Exercise task |
In the records that follow, locate every line with "JSON" and extract it.

Entries with figure data |
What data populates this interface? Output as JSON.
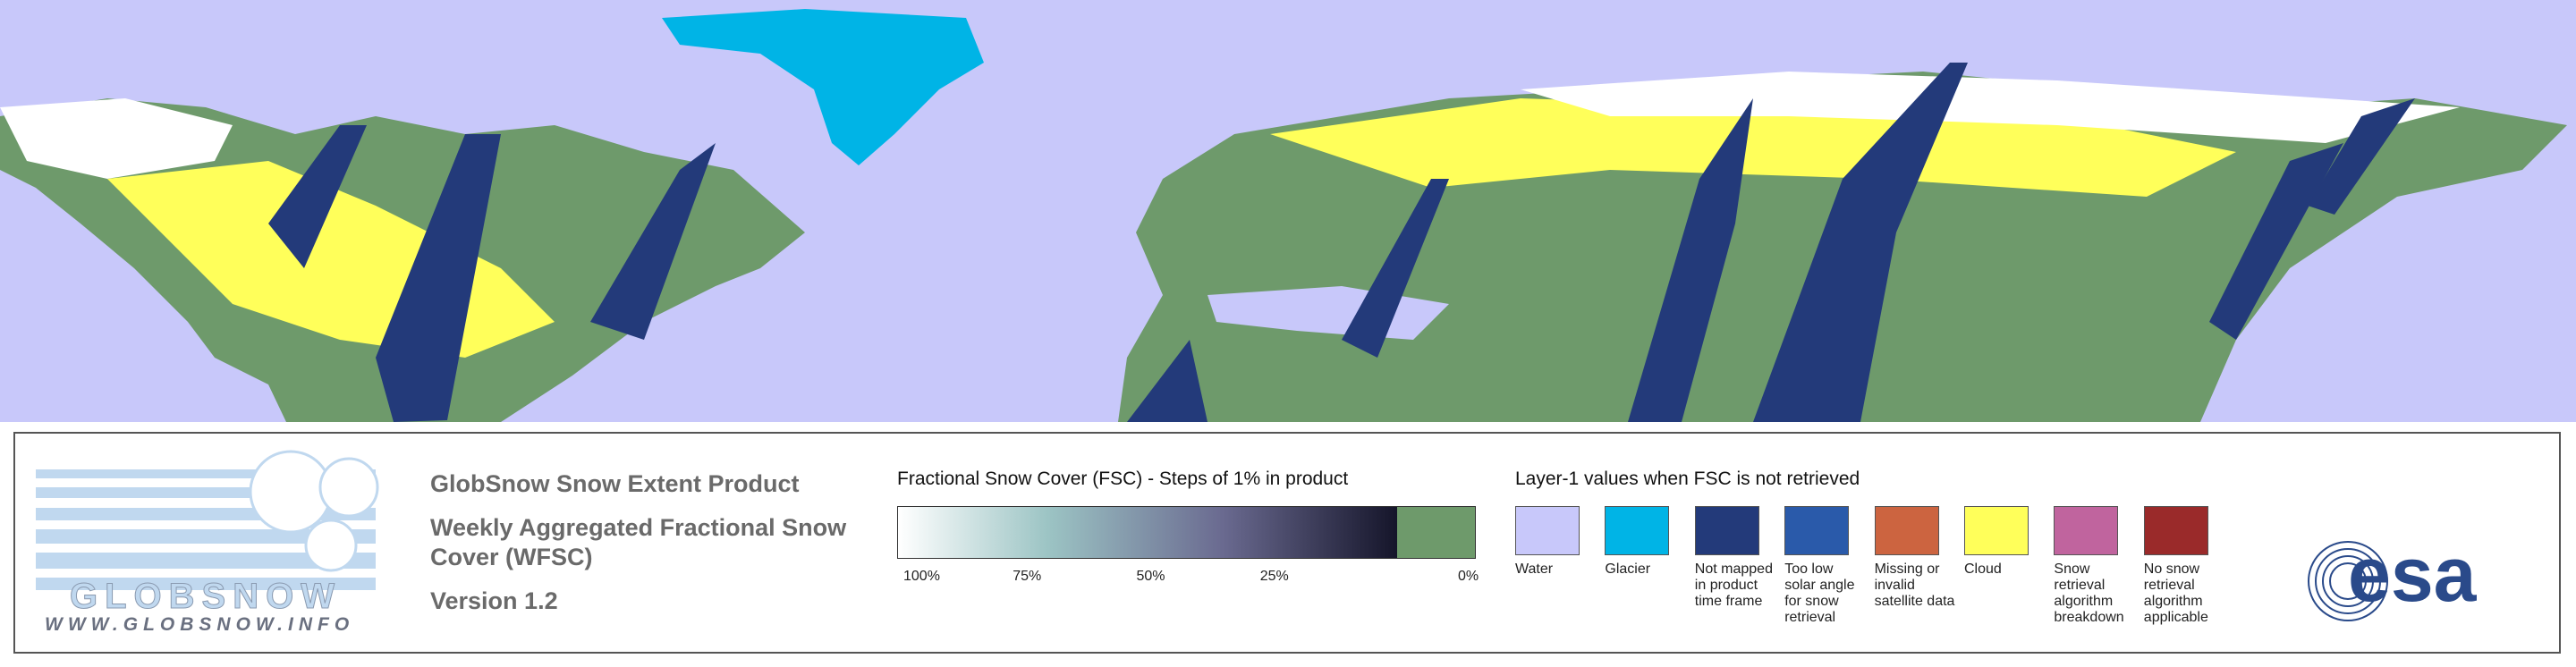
{
  "logo": {
    "name": "GLOBSNOW",
    "url": "WWW.GLOBSNOW.INFO"
  },
  "product": {
    "title": "GlobSnow Snow Extent Product",
    "subtitle": "Weekly Aggregated Fractional Snow Cover (WFSC)",
    "version": "Version 1.2"
  },
  "colorbar": {
    "title": "Fractional Snow Cover (FSC) - Steps of 1% in product",
    "ticks": [
      "100%",
      "75%",
      "50%",
      "25%",
      "0%"
    ],
    "start_color": "#ffffff",
    "end_color": "#15152a",
    "zero_color": "#6e9a6b"
  },
  "layer1": {
    "title": "Layer-1 values when FSC is not retrieved",
    "items": [
      {
        "label": "Water",
        "color": "#c8c8fa"
      },
      {
        "label": "Glacier",
        "color": "#00b4e6"
      },
      {
        "label": "Not mapped in product time frame",
        "color": "#233a7a"
      },
      {
        "label": "Too low solar angle for snow retrieval",
        "color": "#2a5aaa"
      },
      {
        "label": "Missing or invalid satellite data",
        "color": "#cc6440"
      },
      {
        "label": "Cloud",
        "color": "#ffff5a"
      },
      {
        "label": "Snow retrieval algorithm breakdown",
        "color": "#c0649e"
      },
      {
        "label": "No snow retrieval algorithm applicable",
        "color": "#9a2a2a"
      }
    ]
  },
  "esa": {
    "name": "esa"
  }
}
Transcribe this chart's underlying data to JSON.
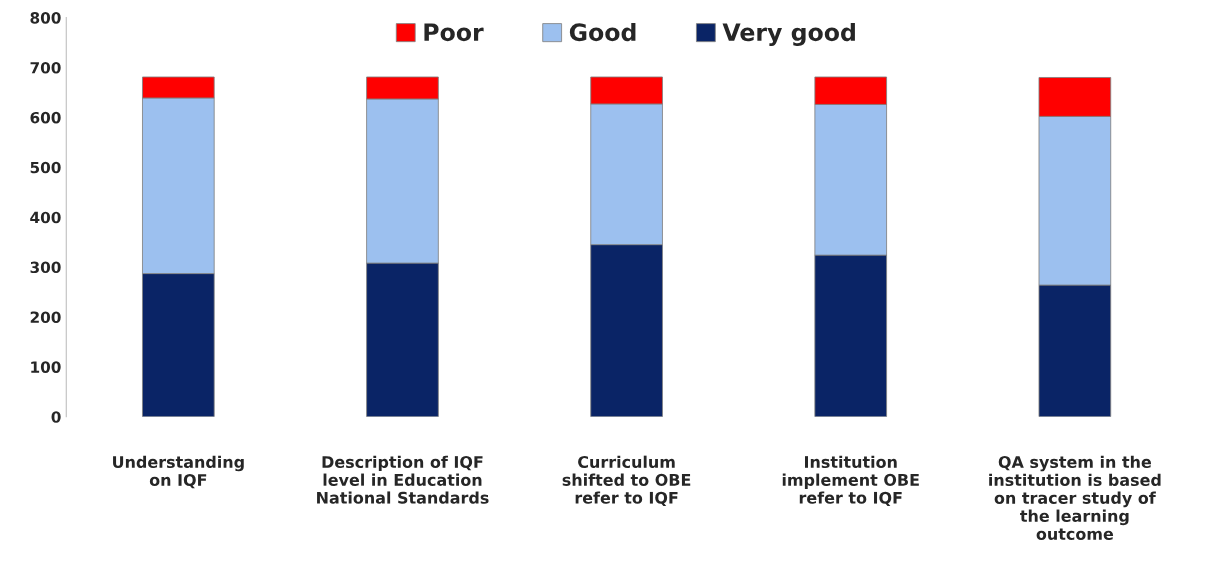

Answer |
What data populates this interface? Output as JSON.
Transcribe this chart's underlying data to JSON.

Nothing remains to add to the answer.